### Your goal
Write out the complete material exactly as it stands.

### Data excerpts

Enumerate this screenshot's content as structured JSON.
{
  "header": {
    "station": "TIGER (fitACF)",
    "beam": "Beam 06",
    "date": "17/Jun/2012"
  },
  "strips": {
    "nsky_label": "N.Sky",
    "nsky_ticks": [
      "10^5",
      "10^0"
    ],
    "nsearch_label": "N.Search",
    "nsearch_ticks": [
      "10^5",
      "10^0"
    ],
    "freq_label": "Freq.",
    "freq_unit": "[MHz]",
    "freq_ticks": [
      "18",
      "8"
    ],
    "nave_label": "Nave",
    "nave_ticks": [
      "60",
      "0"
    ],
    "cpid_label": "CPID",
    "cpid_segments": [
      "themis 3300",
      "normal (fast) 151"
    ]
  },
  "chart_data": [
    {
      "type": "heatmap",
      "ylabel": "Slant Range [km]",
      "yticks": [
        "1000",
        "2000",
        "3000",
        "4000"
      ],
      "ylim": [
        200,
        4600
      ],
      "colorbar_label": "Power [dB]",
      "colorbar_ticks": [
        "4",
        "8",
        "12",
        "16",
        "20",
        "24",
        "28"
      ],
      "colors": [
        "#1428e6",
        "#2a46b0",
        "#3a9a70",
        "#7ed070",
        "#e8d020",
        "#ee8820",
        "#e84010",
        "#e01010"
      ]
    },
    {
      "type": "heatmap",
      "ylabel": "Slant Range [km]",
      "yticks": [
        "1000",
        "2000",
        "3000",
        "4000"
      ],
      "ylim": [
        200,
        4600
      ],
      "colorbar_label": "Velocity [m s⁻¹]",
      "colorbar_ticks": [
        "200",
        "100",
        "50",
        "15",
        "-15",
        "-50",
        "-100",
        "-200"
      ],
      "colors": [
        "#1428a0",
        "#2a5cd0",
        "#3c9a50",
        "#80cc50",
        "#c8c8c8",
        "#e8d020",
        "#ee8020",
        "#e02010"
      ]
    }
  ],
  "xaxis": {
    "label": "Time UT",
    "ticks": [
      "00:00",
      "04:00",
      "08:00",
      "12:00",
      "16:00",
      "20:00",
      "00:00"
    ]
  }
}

### Answer in full
Enumerate this screenshot's content as structured JSON.
{
  "header": {
    "station": "TIGER (fitACF)",
    "beam": "Beam 06",
    "date": "17/Jun/2012"
  },
  "strips": {
    "nsky_label": "N.Sky",
    "nsky_ticks": [
      "10^5",
      "10^0"
    ],
    "nsearch_label": "N.Search",
    "nsearch_ticks": [
      "10^5",
      "10^0"
    ],
    "freq_label": "Freq.",
    "freq_unit": "[MHz]",
    "freq_ticks": [
      "18",
      "8"
    ],
    "nave_label": "Nave",
    "nave_ticks": [
      "60",
      "0"
    ],
    "cpid_label": "CPID",
    "cpid_segments": [
      "themis 3300",
      "normal (fast) 151"
    ]
  },
  "chart_data": [
    {
      "type": "heatmap",
      "ylabel": "Slant Range [km]",
      "yticks": [
        "1000",
        "2000",
        "3000",
        "4000"
      ],
      "ylim": [
        200,
        4600
      ],
      "colorbar_label": "Power [dB]",
      "colorbar_ticks": [
        "4",
        "8",
        "12",
        "16",
        "20",
        "24",
        "28"
      ],
      "colors": [
        "#1428e6",
        "#2a46b0",
        "#3a9a70",
        "#7ed070",
        "#e8d020",
        "#ee8820",
        "#e84010",
        "#e01010"
      ]
    },
    {
      "type": "heatmap",
      "ylabel": "Slant Range [km]",
      "yticks": [
        "1000",
        "2000",
        "3000",
        "4000"
      ],
      "ylim": [
        200,
        4600
      ],
      "colorbar_label": "Velocity [m s⁻¹]",
      "colorbar_ticks": [
        "200",
        "100",
        "50",
        "15",
        "-15",
        "-50",
        "-100",
        "-200"
      ],
      "colors": [
        "#1428a0",
        "#2a5cd0",
        "#3c9a50",
        "#80cc50",
        "#c8c8c8",
        "#e8d020",
        "#ee8020",
        "#e02010"
      ]
    }
  ],
  "xaxis": {
    "label": "Time UT",
    "ticks": [
      "00:00",
      "04:00",
      "08:00",
      "12:00",
      "16:00",
      "20:00",
      "00:00"
    ]
  }
}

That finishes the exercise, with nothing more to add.